Нечего на Путина пенять, коли Россия крива. Часть 2. «Загогулина» петербургского периода

Очень многим в России надоел президент Путин. И, вроде, самое время подумать – что же будет, если его не будет? Сможет ли Россия в этом случае перестать быть зоной вечного самодержавного мракобесия – и превратиться, наконец, в территорию стабильного счастья? Ну, или хотя бы зону условного комфорта?

Честный ответ на этот вопрос, однако, может быть только отрицательным. Ибо не Путин породил Россию, а Россия – Путина. Ибо Россия – это цивилизация. То есть неумолимо самовоспроизводящаяся система отношений между народом и властью, а равно внутри общества.

В чем именно «кривизна» российской истории, — об этом и будет рассказано в настоящей публикации. А дочитав этот цикл до конца, вы имеете шанс получить ответ и на сакраментальный сов.секретный вопрос: «Что же это такое – счастье после Путина?». Первую часть см. здесь.

 

Квадратура круга либерального самодержавия

Петербургский период был внутренне глубоко противоречив и потому закончился гигантским взрывом и обрушением системы. С одной стороны, он продолжал развивать и даже «довёл до совершенства» многие стороны московского политического проекта. Но, с другой стороны, бросил этому проекту несколько мощных вызовов, с которыми российская самодержавная система сумела «совладать» только через кровавую трагедию большевистского возврата к «ордынским истокам».

Блок данных:
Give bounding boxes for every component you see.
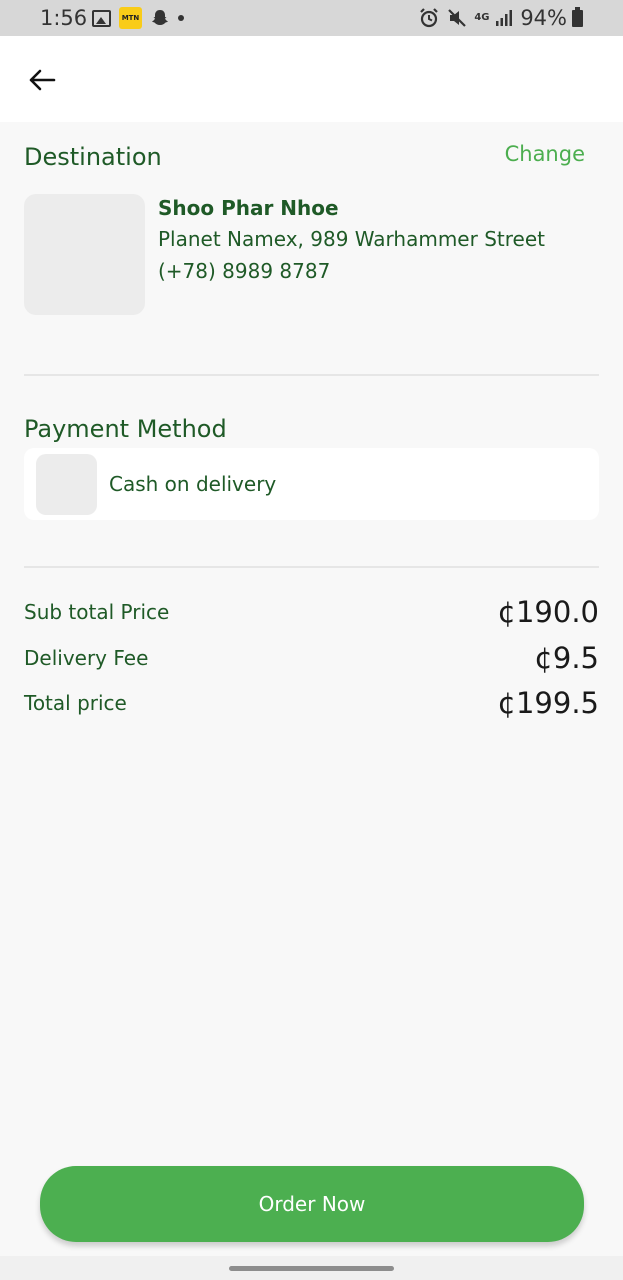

Ваши задания:
1. Отредактируйте фрагмент статьи от «Очень многим в» до «равно внутри общества.», поставив «культура» вместо «цивилизация».
2. Чем, согласно статье, закончился петербургский период?
Материал к этой работе никакого отношения не имеет.

Полные решения:
1.
Очень многим в России надоел президент Путин. И, вроде, самое время подумать – что же будет, если его не будет? Сможет ли Россия в этом случае перестать быть зоной вечного самодержавного мракобесия – и превратиться, наконец, в территорию стабильного счастья? Ну, или хотя бы зону условного комфорта?

Честный ответ на этот вопрос, однако, может быть только отрицательным. Ибо не Путин породил Россию, а Россия – Путина. Ибо Россия – это культура. То есть неумолимо самовоспроизводящаяся система отношений между народом и властью, а равно внутри общества.

2. Гигантским взрывом и обрушением системы.